##### Recorded data
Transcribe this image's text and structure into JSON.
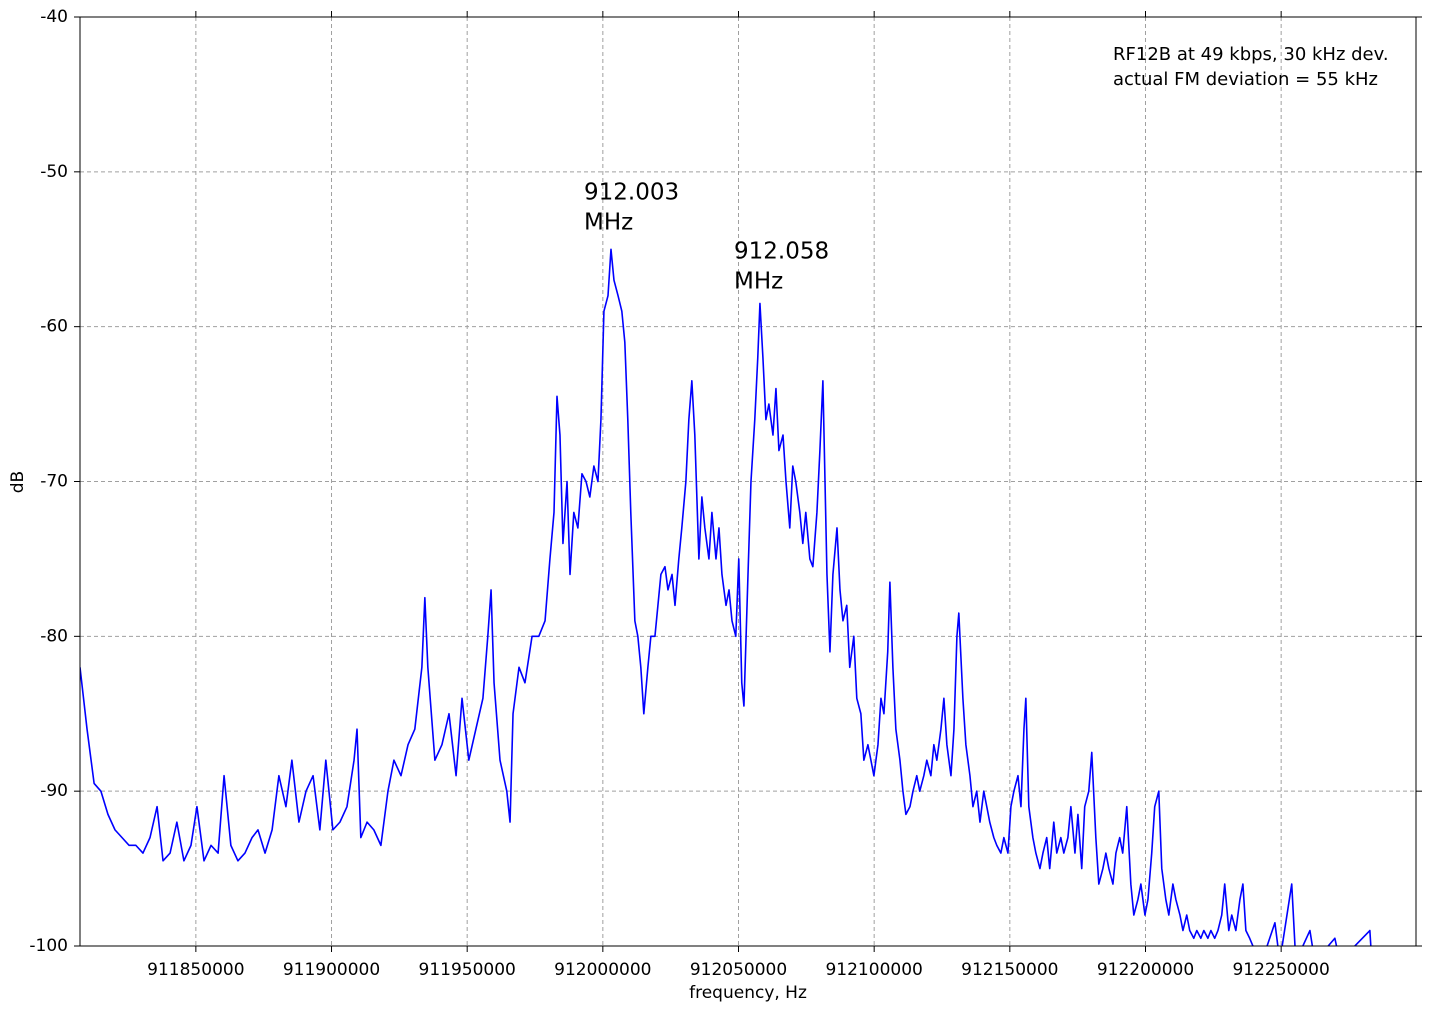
{
  "chart_data": {
    "type": "line",
    "x_label": "frequency, Hz",
    "y_label": "dB",
    "note": [
      "RF12B at 49 kbps, 30 kHz dev.",
      "actual FM deviation = 55 kHz"
    ],
    "annotations": [
      [
        "912.003",
        "MHz"
      ],
      [
        "912.058",
        "MHz"
      ]
    ],
    "xlim": [
      911807300,
      912299700
    ],
    "ylim": [
      -100,
      -40
    ],
    "xticks": [
      911850000,
      911900000,
      911950000,
      912000000,
      912050000,
      912100000,
      912150000,
      912200000,
      912250000
    ],
    "yticks": [
      -100,
      -90,
      -80,
      -70,
      -60,
      -50,
      -40
    ],
    "grid": true,
    "series": [
      {
        "color": "#0000ff",
        "x": [
          911807300,
          911809900,
          911812500,
          911815000,
          911817600,
          911820200,
          911822800,
          911825400,
          911827900,
          911830500,
          911833100,
          911835700,
          911837900,
          911840500,
          911843000,
          911845600,
          911848200,
          911850400,
          911853000,
          911855600,
          911858200,
          911860400,
          911862900,
          911865500,
          911868100,
          911870700,
          911872900,
          911875500,
          911878100,
          911880600,
          911883200,
          911885400,
          911888000,
          911890600,
          911893200,
          911895700,
          911897900,
          911900500,
          911903100,
          911905700,
          911908300,
          911909400,
          911910800,
          911913100,
          911915600,
          911918200,
          911920800,
          911923000,
          911925600,
          911928200,
          911930700,
          911933300,
          911934400,
          911935500,
          911938100,
          911940700,
          911943300,
          911945900,
          911948100,
          911950600,
          911953200,
          911955800,
          911957600,
          911958800,
          911959900,
          911962100,
          911964600,
          911965800,
          911966900,
          911969100,
          911971300,
          911973900,
          911976400,
          911978700,
          911980500,
          911982000,
          911983100,
          911984200,
          911985300,
          911986800,
          911987900,
          911989300,
          911990800,
          911992300,
          911993800,
          911995200,
          911996700,
          911998200,
          911999300,
          912000400,
          912001900,
          912003000,
          912004100,
          912005600,
          912007000,
          912008100,
          912009200,
          912010300,
          912011800,
          912012900,
          912014000,
          912015100,
          912016600,
          912017700,
          912019200,
          912020300,
          912021400,
          912022900,
          912024000,
          912025500,
          912026600,
          912028000,
          912029100,
          912030600,
          912031700,
          912032800,
          912033900,
          912035400,
          912036500,
          912037600,
          912039100,
          912040200,
          912041700,
          912042800,
          912043900,
          912045400,
          912046500,
          912047600,
          912049000,
          912050100,
          912051200,
          912052000,
          912053500,
          912054600,
          912056000,
          912057100,
          912057900,
          912059000,
          912060100,
          912061200,
          912062700,
          912063800,
          912064900,
          912066400,
          912067500,
          912068900,
          912070000,
          912071100,
          912072600,
          912073700,
          912074800,
          912076300,
          912077400,
          912078900,
          912080000,
          912081100,
          912082600,
          912083700,
          912084800,
          912086300,
          912087400,
          912088500,
          912089900,
          912091000,
          912092500,
          912093600,
          912095100,
          912096200,
          912097700,
          912098800,
          912099900,
          912101400,
          912102500,
          912103600,
          912105000,
          912105800,
          912106900,
          912108000,
          912109500,
          912110600,
          912111700,
          912113200,
          912114300,
          912115700,
          912116800,
          912118300,
          912119400,
          912120900,
          912122000,
          912123100,
          912124600,
          912125700,
          912126800,
          912128300,
          912129400,
          912130500,
          912131200,
          912132700,
          912133800,
          912135300,
          912136400,
          912137800,
          912139000,
          912140400,
          912141500,
          912142600,
          912144100,
          912145200,
          912146700,
          912147800,
          912149300,
          912150400,
          912151500,
          912153000,
          912154100,
          912155200,
          912155900,
          912157000,
          912158500,
          912159600,
          912161100,
          912162200,
          912163600,
          912164700,
          912166200,
          912167300,
          912168800,
          912169900,
          912171400,
          912172500,
          912174000,
          912175100,
          912176500,
          912177600,
          912179100,
          912180200,
          912181700,
          912182800,
          912184300,
          912185400,
          912186500,
          912188000,
          912189100,
          912190500,
          912191600,
          912193100,
          912194600,
          912195700,
          912197200,
          912198300,
          912199800,
          912200900,
          912202300,
          912203400,
          912204900,
          912206000,
          912207500,
          912208600,
          912210100,
          912211200,
          912212700,
          912213800,
          912215200,
          912216300,
          912217800,
          912218900,
          912220400,
          912221500,
          912223000,
          912224100,
          912225500,
          912226700,
          912228100,
          912229200,
          912230700,
          912231800,
          912233300,
          912234800,
          912235900,
          912237000,
          912238400,
          912239600,
          912242900,
          912247700,
          912249500,
          912253900,
          912255400,
          912260600,
          912262400,
          912269800,
          912271600,
          912282700,
          912283400
        ],
        "values": [
          -82,
          -86,
          -89.5,
          -90,
          -91.5,
          -92.5,
          -93,
          -93.5,
          -93.5,
          -94,
          -93,
          -91,
          -94.5,
          -94,
          -92,
          -94.5,
          -93.5,
          -91,
          -94.5,
          -93.5,
          -94,
          -89,
          -93.5,
          -94.5,
          -94,
          -93,
          -92.5,
          -94,
          -92.5,
          -89,
          -91,
          -88,
          -92,
          -90,
          -89,
          -92.5,
          -88,
          -92.5,
          -92,
          -91,
          -88,
          -86,
          -93,
          -92,
          -92.5,
          -93.5,
          -90,
          -88,
          -89,
          -87,
          -86,
          -82,
          -77.5,
          -82,
          -88,
          -87,
          -85,
          -89,
          -84,
          -88,
          -86,
          -84,
          -80,
          -77,
          -83,
          -88,
          -90,
          -92,
          -85,
          -82,
          -83,
          -80,
          -80,
          -79,
          -75,
          -72,
          -64.5,
          -67,
          -74,
          -70,
          -76,
          -72,
          -73,
          -69.5,
          -70,
          -71,
          -69,
          -70,
          -66,
          -59,
          -58,
          -55,
          -57,
          -58,
          -59,
          -61,
          -66,
          -72,
          -79,
          -80,
          -82,
          -85,
          -82,
          -80,
          -80,
          -78,
          -76,
          -75.5,
          -77,
          -76,
          -78,
          -75,
          -73,
          -70,
          -66,
          -63.5,
          -67,
          -75,
          -71,
          -73,
          -75,
          -72,
          -75,
          -73,
          -76,
          -78,
          -77,
          -79,
          -80,
          -75,
          -83,
          -84.5,
          -76,
          -70,
          -66,
          -62,
          -58.5,
          -62,
          -66,
          -65,
          -67,
          -64,
          -68,
          -67,
          -70,
          -73,
          -69,
          -70,
          -72,
          -74,
          -72,
          -75,
          -75.5,
          -72,
          -68,
          -63.5,
          -76,
          -81,
          -76,
          -73,
          -77,
          -79,
          -78,
          -82,
          -80,
          -84,
          -85,
          -88,
          -87,
          -88,
          -89,
          -87,
          -84,
          -85,
          -81,
          -76.5,
          -82,
          -86,
          -88,
          -90,
          -91.5,
          -91,
          -90,
          -89,
          -90,
          -89,
          -88,
          -89,
          -87,
          -88,
          -86,
          -84,
          -87,
          -89,
          -86,
          -80,
          -78.5,
          -84,
          -87,
          -89,
          -91,
          -90,
          -92,
          -90,
          -91,
          -92,
          -93,
          -93.5,
          -94,
          -93,
          -94,
          -91,
          -90,
          -89,
          -91,
          -86,
          -84,
          -91,
          -93,
          -94,
          -95,
          -94,
          -93,
          -95,
          -92,
          -94,
          -93,
          -94,
          -93,
          -91,
          -94,
          -91.5,
          -95,
          -91,
          -90,
          -87.5,
          -93,
          -96,
          -95,
          -94,
          -95,
          -96,
          -94,
          -93,
          -94,
          -91,
          -96,
          -98,
          -97,
          -96,
          -98,
          -97,
          -94,
          -91,
          -90,
          -95,
          -97,
          -98,
          -96,
          -97,
          -98,
          -99,
          -98,
          -99,
          -99.5,
          -99,
          -99.5,
          -99,
          -99.5,
          -99,
          -99.5,
          -99,
          -98,
          -96,
          -99,
          -98,
          -99,
          -97,
          -96,
          -99,
          -99.5,
          -100,
          -101,
          -98.5,
          -101,
          -96,
          -101,
          -99,
          -101,
          -99.5,
          -101,
          -99,
          -101
        ]
      }
    ]
  }
}
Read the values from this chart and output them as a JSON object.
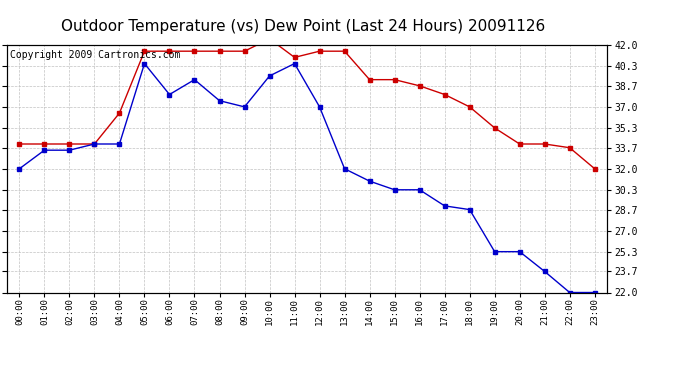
{
  "title": "Outdoor Temperature (vs) Dew Point (Last 24 Hours) 20091126",
  "copyright": "Copyright 2009 Cartronics.com",
  "x_labels": [
    "00:00",
    "01:00",
    "02:00",
    "03:00",
    "04:00",
    "05:00",
    "06:00",
    "07:00",
    "08:00",
    "09:00",
    "10:00",
    "11:00",
    "12:00",
    "13:00",
    "14:00",
    "15:00",
    "16:00",
    "17:00",
    "18:00",
    "19:00",
    "20:00",
    "21:00",
    "22:00",
    "23:00"
  ],
  "temp_data": [
    34.0,
    34.0,
    34.0,
    34.0,
    36.5,
    41.5,
    41.5,
    41.5,
    41.5,
    41.5,
    42.5,
    41.0,
    41.5,
    41.5,
    39.2,
    39.2,
    38.7,
    38.0,
    37.0,
    35.3,
    34.0,
    34.0,
    33.7,
    32.0
  ],
  "dew_data": [
    32.0,
    33.5,
    33.5,
    34.0,
    34.0,
    40.5,
    38.0,
    39.2,
    37.5,
    37.0,
    39.5,
    40.5,
    37.0,
    32.0,
    31.0,
    30.3,
    30.3,
    29.0,
    28.7,
    25.3,
    25.3,
    23.7,
    22.0,
    22.0
  ],
  "temp_color": "#cc0000",
  "dew_color": "#0000cc",
  "bg_color": "#ffffff",
  "plot_bg_color": "#ffffff",
  "grid_color": "#bbbbbb",
  "ylim": [
    22.0,
    42.0
  ],
  "yticks": [
    22.0,
    23.7,
    25.3,
    27.0,
    28.7,
    30.3,
    32.0,
    33.7,
    35.3,
    37.0,
    38.7,
    40.3,
    42.0
  ],
  "title_fontsize": 11,
  "copyright_fontsize": 7
}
##########
**Written exercise**
Return each line that includes "values".

**Output below**
        "values": [
Read the values from this chart and output them as a JSON object.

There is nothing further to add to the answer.